• EXERCISE INPUT:
*****
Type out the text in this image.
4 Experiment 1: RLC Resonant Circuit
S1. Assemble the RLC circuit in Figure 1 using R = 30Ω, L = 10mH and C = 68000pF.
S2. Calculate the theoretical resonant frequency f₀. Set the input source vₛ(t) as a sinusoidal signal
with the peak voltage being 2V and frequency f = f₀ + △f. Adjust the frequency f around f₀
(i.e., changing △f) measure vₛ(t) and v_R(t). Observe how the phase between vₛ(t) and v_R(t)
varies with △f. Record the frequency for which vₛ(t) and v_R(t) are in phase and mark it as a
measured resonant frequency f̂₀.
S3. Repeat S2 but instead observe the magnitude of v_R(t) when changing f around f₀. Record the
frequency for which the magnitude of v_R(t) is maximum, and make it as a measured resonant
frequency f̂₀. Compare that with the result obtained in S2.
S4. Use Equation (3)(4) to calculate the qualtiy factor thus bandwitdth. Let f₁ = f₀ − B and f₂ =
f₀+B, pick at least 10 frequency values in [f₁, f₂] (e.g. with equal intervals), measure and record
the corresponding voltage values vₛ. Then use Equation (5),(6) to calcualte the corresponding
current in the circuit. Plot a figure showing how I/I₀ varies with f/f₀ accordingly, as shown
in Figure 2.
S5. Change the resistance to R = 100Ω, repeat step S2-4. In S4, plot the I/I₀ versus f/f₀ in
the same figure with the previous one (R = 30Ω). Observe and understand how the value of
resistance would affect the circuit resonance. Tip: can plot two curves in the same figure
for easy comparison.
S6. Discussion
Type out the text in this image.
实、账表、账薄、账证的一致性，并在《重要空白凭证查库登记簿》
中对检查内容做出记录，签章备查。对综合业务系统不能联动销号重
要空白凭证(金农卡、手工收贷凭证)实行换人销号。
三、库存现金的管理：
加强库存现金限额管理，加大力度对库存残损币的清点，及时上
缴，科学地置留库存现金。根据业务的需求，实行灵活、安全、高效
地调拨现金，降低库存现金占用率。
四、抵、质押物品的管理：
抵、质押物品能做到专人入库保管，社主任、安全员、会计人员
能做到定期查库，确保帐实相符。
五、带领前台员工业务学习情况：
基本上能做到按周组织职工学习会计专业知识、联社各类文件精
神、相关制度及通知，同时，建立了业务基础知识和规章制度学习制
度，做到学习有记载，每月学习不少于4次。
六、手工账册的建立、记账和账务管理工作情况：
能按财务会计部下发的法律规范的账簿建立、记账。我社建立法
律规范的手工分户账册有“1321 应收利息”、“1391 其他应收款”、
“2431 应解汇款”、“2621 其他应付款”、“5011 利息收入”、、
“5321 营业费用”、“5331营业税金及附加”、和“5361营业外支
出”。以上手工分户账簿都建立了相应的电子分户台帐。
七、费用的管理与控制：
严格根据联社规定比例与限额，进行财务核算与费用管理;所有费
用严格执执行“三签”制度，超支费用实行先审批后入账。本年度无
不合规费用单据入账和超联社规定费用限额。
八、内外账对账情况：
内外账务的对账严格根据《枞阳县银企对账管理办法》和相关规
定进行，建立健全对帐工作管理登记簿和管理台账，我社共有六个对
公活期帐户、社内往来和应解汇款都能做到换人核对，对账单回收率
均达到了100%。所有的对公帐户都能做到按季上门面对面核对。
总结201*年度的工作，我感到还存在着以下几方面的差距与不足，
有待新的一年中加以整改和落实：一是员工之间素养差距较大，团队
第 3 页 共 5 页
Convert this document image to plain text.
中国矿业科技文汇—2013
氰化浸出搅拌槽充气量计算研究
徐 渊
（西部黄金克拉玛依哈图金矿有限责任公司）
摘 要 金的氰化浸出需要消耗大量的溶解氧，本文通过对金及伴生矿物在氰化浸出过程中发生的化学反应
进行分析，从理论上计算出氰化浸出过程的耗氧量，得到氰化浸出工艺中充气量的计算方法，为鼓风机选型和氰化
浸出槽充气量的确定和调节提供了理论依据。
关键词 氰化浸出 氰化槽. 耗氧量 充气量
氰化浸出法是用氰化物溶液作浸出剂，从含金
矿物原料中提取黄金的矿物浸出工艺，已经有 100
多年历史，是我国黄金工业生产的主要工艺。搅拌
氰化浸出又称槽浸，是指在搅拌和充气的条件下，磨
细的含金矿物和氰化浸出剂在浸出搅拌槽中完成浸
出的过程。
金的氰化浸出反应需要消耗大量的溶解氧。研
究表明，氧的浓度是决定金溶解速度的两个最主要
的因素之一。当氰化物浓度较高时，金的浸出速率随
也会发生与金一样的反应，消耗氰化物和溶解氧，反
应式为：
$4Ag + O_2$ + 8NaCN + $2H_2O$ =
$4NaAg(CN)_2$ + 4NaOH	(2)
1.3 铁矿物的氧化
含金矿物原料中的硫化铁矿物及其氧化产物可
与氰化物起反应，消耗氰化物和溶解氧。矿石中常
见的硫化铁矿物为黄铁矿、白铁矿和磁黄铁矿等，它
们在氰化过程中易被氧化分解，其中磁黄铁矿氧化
*****
• TO DO: The records above should be duplicated in full, exactly as given.

• FINISHED TASK:
Type out the text in this image.
4 Experiment 1: RLC Resonant Circuit
S1. Assemble the RLC circuit in Figure 1 using R = 30Ω, L = 10mH and C = 68000pF.
S2. Calculate the theoretical resonant frequency f₀. Set the input source vₛ(t) as a sinusoidal signal
with the peak voltage being 2V and frequency f = f₀ + △f. Adjust the frequency f around f₀
(i.e., changing △f) measure vₛ(t) and v_R(t). Observe how the phase between vₛ(t) and v_R(t)
varies with △f. Record the frequency for which vₛ(t) and v_R(t) are in phase and mark it as a
measured resonant frequency f̂₀.
S3. Repeat S2 but instead observe the magnitude of v_R(t) when changing f around f₀. Record the
frequency for which the magnitude of v_R(t) is maximum, and make it as a measured resonant
frequency f̂₀. Compare that with the result obtained in S2.
S4. Use Equation (3)(4) to calculate the qualtiy factor thus bandwitdth. Let f₁ = f₀ − B and f₂ =
f₀+B, pick at least 10 frequency values in [f₁, f₂] (e.g. with equal intervals), measure and record
the corresponding voltage values vₛ. Then use Equation (5),(6) to calcualte the corresponding
current in the circuit. Plot a figure showing how I/I₀ varies with f/f₀ accordingly, as shown
in Figure 2.
S5. Change the resistance to R = 100Ω, repeat step S2-4. In S4, plot the I/I₀ versus f/f₀ in
the same figure with the previous one (R = 30Ω). Observe and understand how the value of
resistance would affect the circuit resonance. Tip: can plot two curves in the same figure
for easy comparison.
S6. Discussion
Type out the text in this image.
实、账表、账薄、账证的一致性，并在《重要空白凭证查库登记簿》
中对检查内容做出记录，签章备查。对综合业务系统不能联动销号重
要空白凭证(金农卡、手工收贷凭证)实行换人销号。
三、库存现金的管理：
加强库存现金限额管理，加大力度对库存残损币的清点，及时上
缴，科学地置留库存现金。根据业务的需求，实行灵活、安全、高效
地调拨现金，降低库存现金占用率。
四、抵、质押物品的管理：
抵、质押物品能做到专人入库保管，社主任、安全员、会计人员
能做到定期查库，确保帐实相符。
五、带领前台员工业务学习情况：
基本上能做到按周组织职工学习会计专业知识、联社各类文件精
神、相关制度及通知，同时，建立了业务基础知识和规章制度学习制
度，做到学习有记载，每月学习不少于4次。
六、手工账册的建立、记账和账务管理工作情况：
能按财务会计部下发的法律规范的账簿建立、记账。我社建立法
律规范的手工分户账册有“1321 应收利息”、“1391 其他应收款”、
“2431 应解汇款”、“2621 其他应付款”、“5011 利息收入”、、
“5321 营业费用”、“5331营业税金及附加”、和“5361营业外支
出”。以上手工分户账簿都建立了相应的电子分户台帐。
七、费用的管理与控制：
严格根据联社规定比例与限额，进行财务核算与费用管理;所有费
用严格执执行“三签”制度，超支费用实行先审批后入账。本年度无
不合规费用单据入账和超联社规定费用限额。
八、内外账对账情况：
内外账务的对账严格根据《枞阳县银企对账管理办法》和相关规
定进行，建立健全对帐工作管理登记簿和管理台账，我社共有六个对
公活期帐户、社内往来和应解汇款都能做到换人核对，对账单回收率
均达到了100%。所有的对公帐户都能做到按季上门面对面核对。
总结201*年度的工作，我感到还存在着以下几方面的差距与不足，
有待新的一年中加以整改和落实：一是员工之间素养差距较大，团队
第 3 页 共 5 页
Convert this document image to plain text.
中国矿业科技文汇—2013
氰化浸出搅拌槽充气量计算研究
徐 渊
（西部黄金克拉玛依哈图金矿有限责任公司）
摘 要 金的氰化浸出需要消耗大量的溶解氧，本文通过对金及伴生矿物在氰化浸出过程中发生的化学反应
进行分析，从理论上计算出氰化浸出过程的耗氧量，得到氰化浸出工艺中充气量的计算方法，为鼓风机选型和氰化
浸出槽充气量的确定和调节提供了理论依据。
关键词 氰化浸出 氰化槽. 耗氧量 充气量
氰化浸出法是用氰化物溶液作浸出剂，从含金
矿物原料中提取黄金的矿物浸出工艺，已经有 100
多年历史，是我国黄金工业生产的主要工艺。搅拌
氰化浸出又称槽浸，是指在搅拌和充气的条件下，磨
细的含金矿物和氰化浸出剂在浸出搅拌槽中完成浸
出的过程。
金的氰化浸出反应需要消耗大量的溶解氧。研
究表明，氧的浓度是决定金溶解速度的两个最主要
的因素之一。当氰化物浓度较高时，金的浸出速率随
也会发生与金一样的反应，消耗氰化物和溶解氧，反
应式为：
$4Ag + O_2$ + 8NaCN + $2H_2O$ =
$4NaAg(CN)_2$ + 4NaOH	(2)
1.3 铁矿物的氧化
含金矿物原料中的硫化铁矿物及其氧化产物可
与氰化物起反应，消耗氰化物和溶解氧。矿石中常
见的硫化铁矿物为黄铁矿、白铁矿和磁黄铁矿等，它
们在氰化过程中易被氧化分解，其中磁黄铁矿氧化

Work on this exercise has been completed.